▸ YOUR INSTRUCTIONS: Could you transcribe the material below exactly, without leaving out a single line?

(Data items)
┄┄┄┄┄┄┄┄┄┄

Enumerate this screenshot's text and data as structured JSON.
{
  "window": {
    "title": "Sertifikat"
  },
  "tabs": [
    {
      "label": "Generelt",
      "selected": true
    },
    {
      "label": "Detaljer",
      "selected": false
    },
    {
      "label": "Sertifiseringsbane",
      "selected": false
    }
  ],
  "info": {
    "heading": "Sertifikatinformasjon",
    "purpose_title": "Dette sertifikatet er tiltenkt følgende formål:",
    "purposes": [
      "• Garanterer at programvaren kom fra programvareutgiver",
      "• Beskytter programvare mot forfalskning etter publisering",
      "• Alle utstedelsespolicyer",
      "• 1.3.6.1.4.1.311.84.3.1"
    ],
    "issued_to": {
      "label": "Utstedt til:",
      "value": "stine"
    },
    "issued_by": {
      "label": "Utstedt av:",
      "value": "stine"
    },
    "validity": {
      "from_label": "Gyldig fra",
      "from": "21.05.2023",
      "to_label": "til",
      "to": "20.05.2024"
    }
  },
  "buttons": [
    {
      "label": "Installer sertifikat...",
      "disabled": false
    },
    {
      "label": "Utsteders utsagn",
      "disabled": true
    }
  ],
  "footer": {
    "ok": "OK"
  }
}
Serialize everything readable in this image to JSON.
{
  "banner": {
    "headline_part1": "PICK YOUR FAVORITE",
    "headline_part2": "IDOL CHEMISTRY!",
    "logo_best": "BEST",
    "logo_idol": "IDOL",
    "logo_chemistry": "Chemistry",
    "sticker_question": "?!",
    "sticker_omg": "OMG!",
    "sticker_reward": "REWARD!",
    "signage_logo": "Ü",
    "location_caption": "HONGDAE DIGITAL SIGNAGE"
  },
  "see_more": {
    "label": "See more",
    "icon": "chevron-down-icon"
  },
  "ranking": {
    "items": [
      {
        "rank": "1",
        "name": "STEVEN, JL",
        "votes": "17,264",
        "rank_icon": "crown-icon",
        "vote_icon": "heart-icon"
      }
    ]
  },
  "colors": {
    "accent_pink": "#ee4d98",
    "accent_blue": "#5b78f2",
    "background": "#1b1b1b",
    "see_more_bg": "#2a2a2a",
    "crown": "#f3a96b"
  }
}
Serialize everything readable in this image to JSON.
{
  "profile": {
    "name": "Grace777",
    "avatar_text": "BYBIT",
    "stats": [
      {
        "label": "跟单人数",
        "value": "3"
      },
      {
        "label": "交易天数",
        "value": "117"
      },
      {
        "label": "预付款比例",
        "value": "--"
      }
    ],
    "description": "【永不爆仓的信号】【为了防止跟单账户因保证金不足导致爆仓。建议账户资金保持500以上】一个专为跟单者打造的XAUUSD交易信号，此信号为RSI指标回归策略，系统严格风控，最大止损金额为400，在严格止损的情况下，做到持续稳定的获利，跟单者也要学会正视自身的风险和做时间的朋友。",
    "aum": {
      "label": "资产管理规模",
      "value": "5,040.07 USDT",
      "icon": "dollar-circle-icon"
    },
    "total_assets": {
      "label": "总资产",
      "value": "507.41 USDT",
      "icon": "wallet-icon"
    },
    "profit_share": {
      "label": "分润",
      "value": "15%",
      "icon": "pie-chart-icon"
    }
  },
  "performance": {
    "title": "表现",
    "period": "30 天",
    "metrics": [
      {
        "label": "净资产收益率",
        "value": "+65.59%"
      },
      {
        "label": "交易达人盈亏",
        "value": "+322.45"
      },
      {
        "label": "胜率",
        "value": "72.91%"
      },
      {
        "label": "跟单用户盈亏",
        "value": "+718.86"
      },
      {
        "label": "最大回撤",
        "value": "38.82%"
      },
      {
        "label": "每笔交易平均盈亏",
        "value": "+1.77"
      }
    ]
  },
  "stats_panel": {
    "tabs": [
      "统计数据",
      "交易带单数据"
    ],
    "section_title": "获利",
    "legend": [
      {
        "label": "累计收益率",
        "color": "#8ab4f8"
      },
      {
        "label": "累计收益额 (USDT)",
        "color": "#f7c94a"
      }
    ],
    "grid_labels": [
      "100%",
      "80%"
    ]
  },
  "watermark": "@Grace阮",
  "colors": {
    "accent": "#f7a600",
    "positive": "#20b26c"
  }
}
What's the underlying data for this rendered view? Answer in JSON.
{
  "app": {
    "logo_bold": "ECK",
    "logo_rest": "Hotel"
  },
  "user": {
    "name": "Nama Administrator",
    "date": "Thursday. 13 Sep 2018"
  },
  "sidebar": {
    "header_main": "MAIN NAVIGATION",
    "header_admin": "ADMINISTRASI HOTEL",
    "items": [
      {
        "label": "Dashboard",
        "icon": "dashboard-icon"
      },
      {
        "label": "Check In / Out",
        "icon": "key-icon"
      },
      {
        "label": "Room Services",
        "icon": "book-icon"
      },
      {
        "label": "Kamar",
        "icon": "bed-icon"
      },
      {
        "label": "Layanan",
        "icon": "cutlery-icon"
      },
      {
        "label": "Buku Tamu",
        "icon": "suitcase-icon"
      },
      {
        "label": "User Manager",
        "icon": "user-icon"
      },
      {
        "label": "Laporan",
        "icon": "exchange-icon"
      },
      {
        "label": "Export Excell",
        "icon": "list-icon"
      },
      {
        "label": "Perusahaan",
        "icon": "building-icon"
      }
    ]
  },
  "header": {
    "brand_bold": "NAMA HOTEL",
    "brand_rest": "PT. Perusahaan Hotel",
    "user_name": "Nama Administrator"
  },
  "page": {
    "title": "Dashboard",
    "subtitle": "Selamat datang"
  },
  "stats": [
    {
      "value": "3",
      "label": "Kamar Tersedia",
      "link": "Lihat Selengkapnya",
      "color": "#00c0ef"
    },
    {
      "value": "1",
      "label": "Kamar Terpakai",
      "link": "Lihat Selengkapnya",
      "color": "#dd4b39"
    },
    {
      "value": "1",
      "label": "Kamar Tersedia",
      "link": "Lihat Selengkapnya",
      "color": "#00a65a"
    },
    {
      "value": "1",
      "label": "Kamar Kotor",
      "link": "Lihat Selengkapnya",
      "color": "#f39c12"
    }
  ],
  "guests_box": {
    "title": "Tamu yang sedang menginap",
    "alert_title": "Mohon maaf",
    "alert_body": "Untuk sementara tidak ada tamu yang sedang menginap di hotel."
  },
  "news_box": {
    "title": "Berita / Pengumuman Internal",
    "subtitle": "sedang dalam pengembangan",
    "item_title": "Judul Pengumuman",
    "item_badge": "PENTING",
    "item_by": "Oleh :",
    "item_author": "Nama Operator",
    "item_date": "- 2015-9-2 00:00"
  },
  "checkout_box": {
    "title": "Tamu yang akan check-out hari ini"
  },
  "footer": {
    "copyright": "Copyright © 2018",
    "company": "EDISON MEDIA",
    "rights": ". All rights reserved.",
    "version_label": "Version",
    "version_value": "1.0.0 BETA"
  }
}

┄┄┄┄┄┄┄┄┄┄

▸ WRITTEN ANSWER:
Enumerate this screenshot's text and data as structured JSON.
{
  "window": {
    "title": "Sertifikat"
  },
  "tabs": [
    {
      "label": "Generelt",
      "selected": true
    },
    {
      "label": "Detaljer",
      "selected": false
    },
    {
      "label": "Sertifiseringsbane",
      "selected": false
    }
  ],
  "info": {
    "heading": "Sertifikatinformasjon",
    "purpose_title": "Dette sertifikatet er tiltenkt følgende formål:",
    "purposes": [
      "• Garanterer at programvaren kom fra programvareutgiver",
      "• Beskytter programvare mot forfalskning etter publisering",
      "• Alle utstedelsespolicyer",
      "• 1.3.6.1.4.1.311.84.3.1"
    ],
    "issued_to": {
      "label": "Utstedt til:",
      "value": "stine"
    },
    "issued_by": {
      "label": "Utstedt av:",
      "value": "stine"
    },
    "validity": {
      "from_label": "Gyldig fra",
      "from": "21.05.2023",
      "to_label": "til",
      "to": "20.05.2024"
    }
  },
  "buttons": [
    {
      "label": "Installer sertifikat...",
      "disabled": false
    },
    {
      "label": "Utsteders utsagn",
      "disabled": true
    }
  ],
  "footer": {
    "ok": "OK"
  }
}
Serialize everything readable in this image to JSON.
{
  "banner": {
    "headline_part1": "PICK YOUR FAVORITE",
    "headline_part2": "IDOL CHEMISTRY!",
    "logo_best": "BEST",
    "logo_idol": "IDOL",
    "logo_chemistry": "Chemistry",
    "sticker_question": "?!",
    "sticker_omg": "OMG!",
    "sticker_reward": "REWARD!",
    "signage_logo": "Ü",
    "location_caption": "HONGDAE DIGITAL SIGNAGE"
  },
  "see_more": {
    "label": "See more",
    "icon": "chevron-down-icon"
  },
  "ranking": {
    "items": [
      {
        "rank": "1",
        "name": "STEVEN, JL",
        "votes": "17,264",
        "rank_icon": "crown-icon",
        "vote_icon": "heart-icon"
      }
    ]
  },
  "colors": {
    "accent_pink": "#ee4d98",
    "accent_blue": "#5b78f2",
    "background": "#1b1b1b",
    "see_more_bg": "#2a2a2a",
    "crown": "#f3a96b"
  }
}
Serialize everything readable in this image to JSON.
{
  "profile": {
    "name": "Grace777",
    "avatar_text": "BYBIT",
    "stats": [
      {
        "label": "跟单人数",
        "value": "3"
      },
      {
        "label": "交易天数",
        "value": "117"
      },
      {
        "label": "预付款比例",
        "value": "--"
      }
    ],
    "description": "【永不爆仓的信号】【为了防止跟单账户因保证金不足导致爆仓。建议账户资金保持500以上】一个专为跟单者打造的XAUUSD交易信号，此信号为RSI指标回归策略，系统严格风控，最大止损金额为400，在严格止损的情况下，做到持续稳定的获利，跟单者也要学会正视自身的风险和做时间的朋友。",
    "aum": {
      "label": "资产管理规模",
      "value": "5,040.07 USDT",
      "icon": "dollar-circle-icon"
    },
    "total_assets": {
      "label": "总资产",
      "value": "507.41 USDT",
      "icon": "wallet-icon"
    },
    "profit_share": {
      "label": "分润",
      "value": "15%",
      "icon": "pie-chart-icon"
    }
  },
  "performance": {
    "title": "表现",
    "period": "30 天",
    "metrics": [
      {
        "label": "净资产收益率",
        "value": "+65.59%"
      },
      {
        "label": "交易达人盈亏",
        "value": "+322.45"
      },
      {
        "label": "胜率",
        "value": "72.91%"
      },
      {
        "label": "跟单用户盈亏",
        "value": "+718.86"
      },
      {
        "label": "最大回撤",
        "value": "38.82%"
      },
      {
        "label": "每笔交易平均盈亏",
        "value": "+1.77"
      }
    ]
  },
  "stats_panel": {
    "tabs": [
      "统计数据",
      "交易带单数据"
    ],
    "section_title": "获利",
    "legend": [
      {
        "label": "累计收益率",
        "color": "#8ab4f8"
      },
      {
        "label": "累计收益额 (USDT)",
        "color": "#f7c94a"
      }
    ],
    "grid_labels": [
      "100%",
      "80%"
    ]
  },
  "watermark": "@Grace阮",
  "colors": {
    "accent": "#f7a600",
    "positive": "#20b26c"
  }
}
What's the underlying data for this rendered view? Answer in JSON.
{
  "app": {
    "logo_bold": "ECK",
    "logo_rest": "Hotel"
  },
  "user": {
    "name": "Nama Administrator",
    "date": "Thursday. 13 Sep 2018"
  },
  "sidebar": {
    "header_main": "MAIN NAVIGATION",
    "header_admin": "ADMINISTRASI HOTEL",
    "items": [
      {
        "label": "Dashboard",
        "icon": "dashboard-icon"
      },
      {
        "label": "Check In / Out",
        "icon": "key-icon"
      },
      {
        "label": "Room Services",
        "icon": "book-icon"
      },
      {
        "label": "Kamar",
        "icon": "bed-icon"
      },
      {
        "label": "Layanan",
        "icon": "cutlery-icon"
      },
      {
        "label": "Buku Tamu",
        "icon": "suitcase-icon"
      },
      {
        "label": "User Manager",
        "icon": "user-icon"
      },
      {
        "label": "Laporan",
        "icon": "exchange-icon"
      },
      {
        "label": "Export Excell",
        "icon": "list-icon"
      },
      {
        "label": "Perusahaan",
        "icon": "building-icon"
      }
    ]
  },
  "header": {
    "brand_bold": "NAMA HOTEL",
    "brand_rest": "PT. Perusahaan Hotel",
    "user_name": "Nama Administrator"
  },
  "page": {
    "title": "Dashboard",
    "subtitle": "Selamat datang"
  },
  "stats": [
    {
      "value": "3",
      "label": "Kamar Tersedia",
      "link": "Lihat Selengkapnya",
      "color": "#00c0ef"
    },
    {
      "value": "1",
      "label": "Kamar Terpakai",
      "link": "Lihat Selengkapnya",
      "color": "#dd4b39"
    },
    {
      "value": "1",
      "label": "Kamar Tersedia",
      "link": "Lihat Selengkapnya",
      "color": "#00a65a"
    },
    {
      "value": "1",
      "label": "Kamar Kotor",
      "link": "Lihat Selengkapnya",
      "color": "#f39c12"
    }
  ],
  "guests_box": {
    "title": "Tamu yang sedang menginap",
    "alert_title": "Mohon maaf",
    "alert_body": "Untuk sementara tidak ada tamu yang sedang menginap di hotel."
  },
  "news_box": {
    "title": "Berita / Pengumuman Internal",
    "subtitle": "sedang dalam pengembangan",
    "item_title": "Judul Pengumuman",
    "item_badge": "PENTING",
    "item_by": "Oleh :",
    "item_author": "Nama Operator",
    "item_date": "- 2015-9-2 00:00"
  },
  "checkout_box": {
    "title": "Tamu yang akan check-out hari ini"
  },
  "footer": {
    "copyright": "Copyright © 2018",
    "company": "EDISON MEDIA",
    "rights": ". All rights reserved.",
    "version_label": "Version",
    "version_value": "1.0.0 BETA"
  }
}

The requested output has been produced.